From the listing below, select every line where the word "BTCUSDT" appears.

>> Start Records for this task

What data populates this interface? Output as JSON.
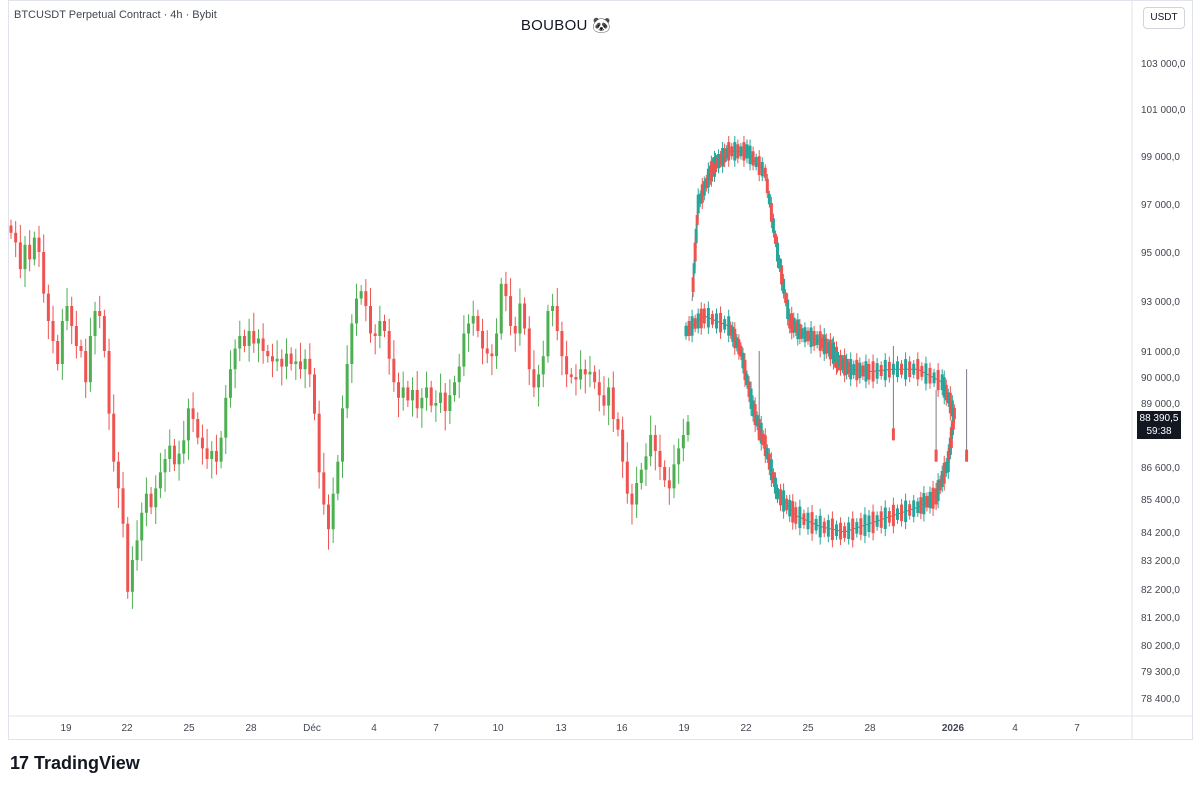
{
  "header": {
    "symbol": "BTCUSDT Perpetual Contract · 4h · Bybit",
    "title": "BOUBOU 🐼",
    "currency_button": "USDT"
  },
  "price_label": {
    "price": "88 390,5",
    "countdown": "59:38"
  },
  "branding": {
    "logo_mark": "17",
    "logo_text": "TradingView"
  },
  "colors": {
    "up": "#26a69a",
    "down": "#ef5350",
    "up_light": "#4caf50",
    "drawing": "#787b86"
  },
  "chart_data": {
    "type": "candlestick",
    "symbol": "BTCUSDT",
    "timeframe": "4h",
    "exchange": "Bybit",
    "y_axis_labels": [
      "103 000,0",
      "101 000,0",
      "99 000,0",
      "97 000,0",
      "95 000,0",
      "93 000,0",
      "91 000,0",
      "90 000,0",
      "89 000,0",
      "86 600,0",
      "85 400,0",
      "84 200,0",
      "83 200,0",
      "82 200,0",
      "81 200,0",
      "80 200,0",
      "79 300,0",
      "78 400,0"
    ],
    "x_axis_labels": [
      "19",
      "22",
      "25",
      "28",
      "Déc",
      "4",
      "7",
      "10",
      "13",
      "16",
      "19",
      "22",
      "25",
      "28",
      "2026",
      "4",
      "7"
    ],
    "last_price": 88390.5,
    "candles_close": [
      95800,
      95400,
      94300,
      95300,
      94700,
      95600,
      95000,
      93300,
      92200,
      91400,
      90500,
      92200,
      92800,
      92000,
      91200,
      91000,
      89800,
      91600,
      92600,
      92400,
      91000,
      88600,
      86800,
      85800,
      84500,
      82100,
      83200,
      83900,
      84900,
      85600,
      85100,
      85800,
      86400,
      86900,
      87400,
      86700,
      87100,
      87600,
      88800,
      88400,
      87700,
      87300,
      86900,
      87200,
      86800,
      87700,
      89200,
      90300,
      91100,
      91600,
      91200,
      91800,
      91300,
      91500,
      91000,
      90800,
      90600,
      90700,
      90400,
      90900,
      90500,
      90600,
      90300,
      90700,
      90100,
      88600,
      86400,
      85200,
      84300,
      85600,
      86800,
      88800,
      90500,
      92100,
      93100,
      93400,
      92800,
      91700,
      91600,
      92200,
      91800,
      90700,
      89800,
      89200,
      89600,
      89100,
      89500,
      88800,
      89200,
      89600,
      88900,
      89000,
      89400,
      88700,
      89300,
      89800,
      90400,
      91700,
      92100,
      92400,
      91800,
      91100,
      90900,
      90800,
      91700,
      93700,
      93200,
      92000,
      91700,
      92900,
      91900,
      90300,
      89600,
      90100,
      90800,
      92600,
      92800,
      91800,
      90800,
      90100,
      90000,
      89900,
      90300,
      90100,
      90200,
      89800,
      89300,
      88900,
      89600,
      88400,
      88000,
      86800,
      85600,
      85200,
      86000,
      86500,
      87000,
      87800,
      87200,
      86600,
      86100,
      85800,
      86700,
      87300,
      87800,
      88300
    ],
    "drawing": {
      "description_free": true,
      "segments_units": "data",
      "path_points": [
        [
          0,
          91800
        ],
        [
          3,
          92400
        ],
        [
          7,
          92000
        ],
        [
          9,
          91000
        ],
        [
          11,
          88800
        ],
        [
          13,
          87400
        ],
        [
          15,
          85600
        ],
        [
          18,
          84800
        ],
        [
          22,
          84400
        ],
        [
          26,
          84200
        ],
        [
          30,
          84500
        ],
        [
          34,
          84800
        ],
        [
          38,
          85100
        ],
        [
          41,
          85500
        ],
        [
          43,
          86800
        ],
        [
          44,
          88600
        ],
        [
          42,
          89800
        ],
        [
          38,
          90300
        ],
        [
          34,
          90300
        ],
        [
          30,
          90200
        ],
        [
          27,
          90300
        ],
        [
          25,
          90600
        ],
        [
          24,
          91000
        ],
        [
          22,
          91400
        ],
        [
          19,
          91700
        ],
        [
          17,
          92200
        ],
        [
          15,
          95000
        ],
        [
          13,
          98300
        ],
        [
          10,
          99200
        ],
        [
          7,
          99200
        ],
        [
          5,
          98700
        ],
        [
          4,
          98300
        ],
        [
          2,
          97000
        ],
        [
          1,
          93000
        ]
      ],
      "leg_lines": [
        [
          [
            12,
            91000
          ],
          [
            12,
            87600
          ]
        ],
        [
          [
            34,
            91200
          ],
          [
            34,
            87600
          ]
        ],
        [
          [
            41,
            89500
          ],
          [
            41,
            86800
          ]
        ],
        [
          [
            46,
            90300
          ],
          [
            46,
            86800
          ]
        ]
      ]
    }
  }
}
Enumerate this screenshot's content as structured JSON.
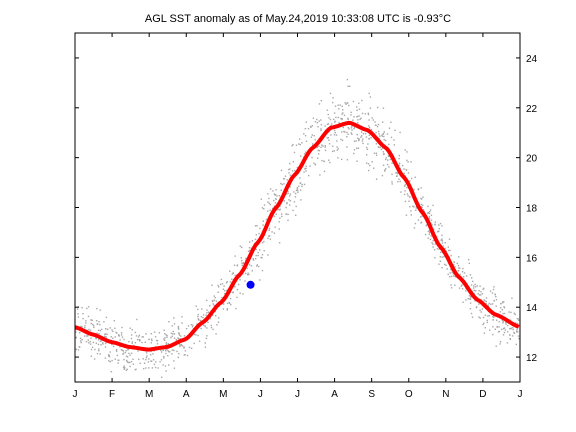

>> End Records for this task

#### [Correct output]
    "symbol": "BTCUSDT Perpetual Contract · 4h · Bybit",
    "symbol": "BTCUSDT",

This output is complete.